### Data in this exercise:
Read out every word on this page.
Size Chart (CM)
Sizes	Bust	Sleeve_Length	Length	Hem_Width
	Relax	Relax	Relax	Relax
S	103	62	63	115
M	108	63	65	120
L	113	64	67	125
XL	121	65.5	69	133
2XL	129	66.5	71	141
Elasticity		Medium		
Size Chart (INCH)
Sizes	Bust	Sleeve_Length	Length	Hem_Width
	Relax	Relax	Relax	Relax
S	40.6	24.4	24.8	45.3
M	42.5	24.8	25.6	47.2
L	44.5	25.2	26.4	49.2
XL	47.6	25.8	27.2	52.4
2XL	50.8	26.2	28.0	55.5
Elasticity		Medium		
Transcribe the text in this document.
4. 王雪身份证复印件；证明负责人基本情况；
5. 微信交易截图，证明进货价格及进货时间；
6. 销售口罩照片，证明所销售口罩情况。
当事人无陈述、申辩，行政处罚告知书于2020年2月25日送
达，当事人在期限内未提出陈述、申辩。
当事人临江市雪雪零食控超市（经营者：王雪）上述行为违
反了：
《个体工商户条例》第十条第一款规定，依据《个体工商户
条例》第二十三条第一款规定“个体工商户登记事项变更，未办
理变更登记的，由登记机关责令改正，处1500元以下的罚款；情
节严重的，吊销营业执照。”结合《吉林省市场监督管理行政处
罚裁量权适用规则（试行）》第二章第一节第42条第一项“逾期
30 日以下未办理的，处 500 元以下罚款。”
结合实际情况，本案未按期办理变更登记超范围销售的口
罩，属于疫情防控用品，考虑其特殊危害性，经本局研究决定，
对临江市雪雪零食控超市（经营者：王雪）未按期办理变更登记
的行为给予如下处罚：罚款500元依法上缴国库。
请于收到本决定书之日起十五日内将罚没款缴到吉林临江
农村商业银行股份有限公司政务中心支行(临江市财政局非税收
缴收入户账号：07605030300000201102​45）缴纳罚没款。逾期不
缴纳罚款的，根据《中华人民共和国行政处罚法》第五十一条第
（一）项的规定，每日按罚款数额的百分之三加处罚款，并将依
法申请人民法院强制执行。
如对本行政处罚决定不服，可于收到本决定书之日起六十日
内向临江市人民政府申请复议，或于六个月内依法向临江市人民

### Instructions to follow:
Repeat the data precisely, line by line.

### Complete output:
Read out every word on this page.
Size Chart (CM)
Sizes	Bust	Sleeve_Length	Length	Hem_Width
	Relax	Relax	Relax	Relax
S	103	62	63	115
M	108	63	65	120
L	113	64	67	125
XL	121	65.5	69	133
2XL	129	66.5	71	141
Elasticity		Medium		
Size Chart (INCH)
Sizes	Bust	Sleeve_Length	Length	Hem_Width
	Relax	Relax	Relax	Relax
S	40.6	24.4	24.8	45.3
M	42.5	24.8	25.6	47.2
L	44.5	25.2	26.4	49.2
XL	47.6	25.8	27.2	52.4
2XL	50.8	26.2	28.0	55.5
Elasticity		Medium		
Transcribe the text in this document.
4. 王雪身份证复印件；证明负责人基本情况；
5. 微信交易截图，证明进货价格及进货时间；
6. 销售口罩照片，证明所销售口罩情况。
当事人无陈述、申辩，行政处罚告知书于2020年2月25日送
达，当事人在期限内未提出陈述、申辩。
当事人临江市雪雪零食控超市（经营者：王雪）上述行为违
反了：
《个体工商户条例》第十条第一款规定，依据《个体工商户
条例》第二十三条第一款规定“个体工商户登记事项变更，未办
理变更登记的，由登记机关责令改正，处1500元以下的罚款；情
节严重的，吊销营业执照。”结合《吉林省市场监督管理行政处
罚裁量权适用规则（试行）》第二章第一节第42条第一项“逾期
30 日以下未办理的，处 500 元以下罚款。”
结合实际情况，本案未按期办理变更登记超范围销售的口
罩，属于疫情防控用品，考虑其特殊危害性，经本局研究决定，
对临江市雪雪零食控超市（经营者：王雪）未按期办理变更登记
的行为给予如下处罚：罚款500元依法上缴国库。
请于收到本决定书之日起十五日内将罚没款缴到吉林临江
农村商业银行股份有限公司政务中心支行(临江市财政局非税收
缴收入户账号：07605030300000201102​45）缴纳罚没款。逾期不
缴纳罚款的，根据《中华人民共和国行政处罚法》第五十一条第
（一）项的规定，每日按罚款数额的百分之三加处罚款，并将依
法申请人民法院强制执行。
如对本行政处罚决定不服，可于收到本决定书之日起六十日
内向临江市人民政府申请复议，或于六个月内依法向临江市人民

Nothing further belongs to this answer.